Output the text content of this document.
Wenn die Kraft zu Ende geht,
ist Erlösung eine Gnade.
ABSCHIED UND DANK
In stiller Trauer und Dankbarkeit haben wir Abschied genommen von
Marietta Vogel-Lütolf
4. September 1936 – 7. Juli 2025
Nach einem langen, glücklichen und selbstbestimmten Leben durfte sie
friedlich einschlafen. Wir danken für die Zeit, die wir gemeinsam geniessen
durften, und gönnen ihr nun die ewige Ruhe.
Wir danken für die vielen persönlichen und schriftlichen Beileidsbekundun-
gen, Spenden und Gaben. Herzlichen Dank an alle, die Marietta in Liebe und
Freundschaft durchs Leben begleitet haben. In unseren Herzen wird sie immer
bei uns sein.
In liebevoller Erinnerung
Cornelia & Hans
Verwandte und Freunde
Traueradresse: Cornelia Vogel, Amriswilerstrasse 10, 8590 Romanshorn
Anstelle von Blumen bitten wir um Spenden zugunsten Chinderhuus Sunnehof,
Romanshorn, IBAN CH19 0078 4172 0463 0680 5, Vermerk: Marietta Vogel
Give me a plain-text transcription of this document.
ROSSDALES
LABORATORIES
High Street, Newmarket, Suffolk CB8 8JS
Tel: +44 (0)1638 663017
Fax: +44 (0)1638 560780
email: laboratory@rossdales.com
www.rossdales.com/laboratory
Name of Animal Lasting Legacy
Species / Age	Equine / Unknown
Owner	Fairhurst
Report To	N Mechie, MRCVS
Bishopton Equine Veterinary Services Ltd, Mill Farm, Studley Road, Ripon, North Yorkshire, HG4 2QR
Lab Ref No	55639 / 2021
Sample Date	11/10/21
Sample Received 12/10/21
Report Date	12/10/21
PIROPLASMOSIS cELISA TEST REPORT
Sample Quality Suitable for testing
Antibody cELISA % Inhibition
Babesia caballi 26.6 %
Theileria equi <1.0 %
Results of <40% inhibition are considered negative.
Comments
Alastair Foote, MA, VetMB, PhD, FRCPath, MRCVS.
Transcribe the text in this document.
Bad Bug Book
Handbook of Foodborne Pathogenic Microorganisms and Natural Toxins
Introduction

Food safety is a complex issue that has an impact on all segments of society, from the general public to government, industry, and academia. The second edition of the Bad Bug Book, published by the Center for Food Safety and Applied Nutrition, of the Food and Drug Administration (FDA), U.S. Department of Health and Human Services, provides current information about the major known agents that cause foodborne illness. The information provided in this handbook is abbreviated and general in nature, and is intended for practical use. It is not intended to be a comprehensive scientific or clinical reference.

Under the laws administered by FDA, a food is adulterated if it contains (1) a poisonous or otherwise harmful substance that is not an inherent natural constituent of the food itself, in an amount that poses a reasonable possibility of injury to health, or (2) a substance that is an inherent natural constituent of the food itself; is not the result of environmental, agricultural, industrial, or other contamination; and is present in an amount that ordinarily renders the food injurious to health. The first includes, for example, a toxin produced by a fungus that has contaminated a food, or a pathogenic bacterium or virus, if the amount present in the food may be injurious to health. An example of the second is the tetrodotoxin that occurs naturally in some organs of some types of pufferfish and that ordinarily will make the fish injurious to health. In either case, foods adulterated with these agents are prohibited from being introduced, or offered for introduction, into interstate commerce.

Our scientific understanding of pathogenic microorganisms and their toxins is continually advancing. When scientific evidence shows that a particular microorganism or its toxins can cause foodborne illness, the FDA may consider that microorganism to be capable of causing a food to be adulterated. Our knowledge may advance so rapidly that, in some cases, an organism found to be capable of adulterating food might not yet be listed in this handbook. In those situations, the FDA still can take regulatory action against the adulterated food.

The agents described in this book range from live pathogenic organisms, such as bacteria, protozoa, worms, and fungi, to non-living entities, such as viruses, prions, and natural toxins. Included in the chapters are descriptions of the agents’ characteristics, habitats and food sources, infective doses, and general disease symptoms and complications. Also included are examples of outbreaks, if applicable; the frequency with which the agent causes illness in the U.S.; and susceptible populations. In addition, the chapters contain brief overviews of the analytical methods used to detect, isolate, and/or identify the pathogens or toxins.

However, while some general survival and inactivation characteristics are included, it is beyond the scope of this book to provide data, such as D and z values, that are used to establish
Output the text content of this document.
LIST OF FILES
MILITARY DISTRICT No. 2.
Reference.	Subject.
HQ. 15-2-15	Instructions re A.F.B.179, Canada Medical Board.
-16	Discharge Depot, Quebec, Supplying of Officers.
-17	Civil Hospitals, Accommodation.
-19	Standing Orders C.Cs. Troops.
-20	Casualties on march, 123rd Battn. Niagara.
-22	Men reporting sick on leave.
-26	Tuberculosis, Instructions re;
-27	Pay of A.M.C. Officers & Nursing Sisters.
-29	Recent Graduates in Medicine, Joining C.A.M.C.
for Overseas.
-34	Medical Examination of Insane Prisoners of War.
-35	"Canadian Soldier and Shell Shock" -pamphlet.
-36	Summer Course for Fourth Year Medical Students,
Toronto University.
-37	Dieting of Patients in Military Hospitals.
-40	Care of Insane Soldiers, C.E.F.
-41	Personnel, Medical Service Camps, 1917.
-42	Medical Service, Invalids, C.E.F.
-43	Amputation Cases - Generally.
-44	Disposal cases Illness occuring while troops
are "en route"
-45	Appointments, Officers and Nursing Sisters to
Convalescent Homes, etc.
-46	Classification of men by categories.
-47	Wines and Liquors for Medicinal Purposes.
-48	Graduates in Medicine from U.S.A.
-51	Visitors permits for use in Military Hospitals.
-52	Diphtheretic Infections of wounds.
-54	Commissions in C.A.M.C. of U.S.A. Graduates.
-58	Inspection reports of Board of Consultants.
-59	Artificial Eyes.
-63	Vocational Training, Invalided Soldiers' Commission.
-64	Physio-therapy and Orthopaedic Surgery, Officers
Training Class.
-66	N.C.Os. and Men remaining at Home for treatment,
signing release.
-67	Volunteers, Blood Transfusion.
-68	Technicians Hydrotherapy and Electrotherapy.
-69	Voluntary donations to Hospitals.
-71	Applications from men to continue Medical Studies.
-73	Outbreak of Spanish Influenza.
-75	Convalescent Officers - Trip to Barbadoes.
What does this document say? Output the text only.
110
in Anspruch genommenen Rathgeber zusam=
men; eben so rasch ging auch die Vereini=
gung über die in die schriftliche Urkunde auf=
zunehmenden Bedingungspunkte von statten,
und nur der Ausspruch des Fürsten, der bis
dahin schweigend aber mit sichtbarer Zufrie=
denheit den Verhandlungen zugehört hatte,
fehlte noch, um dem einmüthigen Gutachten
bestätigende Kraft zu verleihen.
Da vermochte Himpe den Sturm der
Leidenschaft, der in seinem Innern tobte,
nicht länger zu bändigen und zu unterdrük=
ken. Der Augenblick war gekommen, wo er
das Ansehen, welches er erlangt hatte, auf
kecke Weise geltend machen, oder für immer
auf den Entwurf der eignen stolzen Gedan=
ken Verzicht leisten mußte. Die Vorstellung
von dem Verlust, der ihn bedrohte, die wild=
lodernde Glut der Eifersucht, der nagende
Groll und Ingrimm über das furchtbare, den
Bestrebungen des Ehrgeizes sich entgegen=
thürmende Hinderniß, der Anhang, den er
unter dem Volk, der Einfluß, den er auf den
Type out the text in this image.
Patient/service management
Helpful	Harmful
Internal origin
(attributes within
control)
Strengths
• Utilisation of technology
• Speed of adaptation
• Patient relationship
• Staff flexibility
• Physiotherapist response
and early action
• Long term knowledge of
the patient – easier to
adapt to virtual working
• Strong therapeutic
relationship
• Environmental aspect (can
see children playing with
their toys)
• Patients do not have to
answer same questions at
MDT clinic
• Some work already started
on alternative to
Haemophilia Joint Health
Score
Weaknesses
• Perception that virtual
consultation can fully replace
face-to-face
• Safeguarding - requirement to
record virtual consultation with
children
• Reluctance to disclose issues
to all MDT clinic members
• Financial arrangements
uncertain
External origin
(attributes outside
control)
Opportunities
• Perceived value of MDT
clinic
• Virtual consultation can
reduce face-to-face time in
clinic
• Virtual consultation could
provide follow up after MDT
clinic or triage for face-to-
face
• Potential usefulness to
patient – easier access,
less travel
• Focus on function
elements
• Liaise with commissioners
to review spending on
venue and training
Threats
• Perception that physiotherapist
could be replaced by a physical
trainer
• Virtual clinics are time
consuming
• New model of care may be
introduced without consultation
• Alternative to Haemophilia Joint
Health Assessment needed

* WORK TO COMPLETE
Say how many lines in the records hold the string "time", and say nothing else.

* ANSWER TO THIS EXERCISE
2